*DO THIS*.
Without the pictures, copy the entries below word for word.

[Collected data]

§ §

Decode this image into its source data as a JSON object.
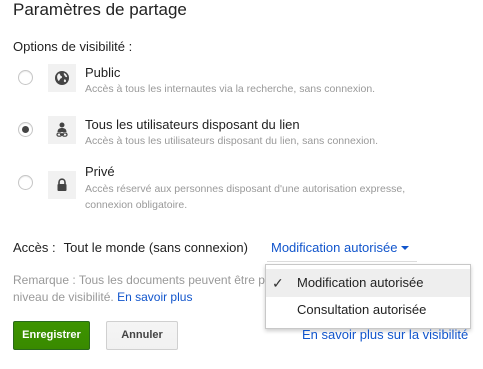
{
  "dialog": {
    "title": "Paramètres de partage",
    "visibility_label": "Options de visibilité :"
  },
  "options": [
    {
      "title": "Public",
      "desc": "Accès à tous les internautes via la recherche, sans connexion.",
      "icon": "globe-icon",
      "selected": false
    },
    {
      "title": "Tous les utilisateurs disposant du lien",
      "desc": "Accès à tous les utilisateurs disposant du lien, sans connexion.",
      "icon": "person-link-icon",
      "selected": true
    },
    {
      "title": "Privé",
      "desc_line1": "Accès réservé aux personnes disposant d'une autorisation expresse,",
      "desc_line2": "connexion obligatoire.",
      "icon": "lock-icon",
      "selected": false
    }
  ],
  "access": {
    "label": "Accès :",
    "value": "Tout le monde (sans connexion)",
    "dropdown_value": "Modification autorisée"
  },
  "remark": {
    "text_line1": "Remarque : Tous les documents peuvent être p",
    "text_line2": "niveau de visibilité.",
    "link": "En savoir plus"
  },
  "menu": {
    "items": [
      {
        "label": "Modification autorisée",
        "checked": true
      },
      {
        "label": "Consultation autorisée",
        "checked": false
      }
    ]
  },
  "buttons": {
    "save": "Enregistrer",
    "cancel": "Annuler"
  },
  "footer_link": "En savoir plus sur la visibilité",
  "colors": {
    "link": "#1155cc",
    "primary_button": "#3d9400",
    "muted_text": "#999999"
  }
}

§ §

*THE ANSWER*.
Decode this image into its source data as a JSON object.
{
  "dialog": {
    "title": "Paramètres de partage",
    "visibility_label": "Options de visibilité :"
  },
  "options": [
    {
      "title": "Public",
      "desc": "Accès à tous les internautes via la recherche, sans connexion.",
      "icon": "globe-icon",
      "selected": false
    },
    {
      "title": "Tous les utilisateurs disposant du lien",
      "desc": "Accès à tous les utilisateurs disposant du lien, sans connexion.",
      "icon": "person-link-icon",
      "selected": true
    },
    {
      "title": "Privé",
      "desc_line1": "Accès réservé aux personnes disposant d'une autorisation expresse,",
      "desc_line2": "connexion obligatoire.",
      "icon": "lock-icon",
      "selected": false
    }
  ],
  "access": {
    "label": "Accès :",
    "value": "Tout le monde (sans connexion)",
    "dropdown_value": "Modification autorisée"
  },
  "remark": {
    "text_line1": "Remarque : Tous les documents peuvent être p",
    "text_line2": "niveau de visibilité.",
    "link": "En savoir plus"
  },
  "menu": {
    "items": [
      {
        "label": "Modification autorisée",
        "checked": true
      },
      {
        "label": "Consultation autorisée",
        "checked": false
      }
    ]
  },
  "buttons": {
    "save": "Enregistrer",
    "cancel": "Annuler"
  },
  "footer_link": "En savoir plus sur la visibilité",
  "colors": {
    "link": "#1155cc",
    "primary_button": "#3d9400",
    "muted_text": "#999999"
  }
}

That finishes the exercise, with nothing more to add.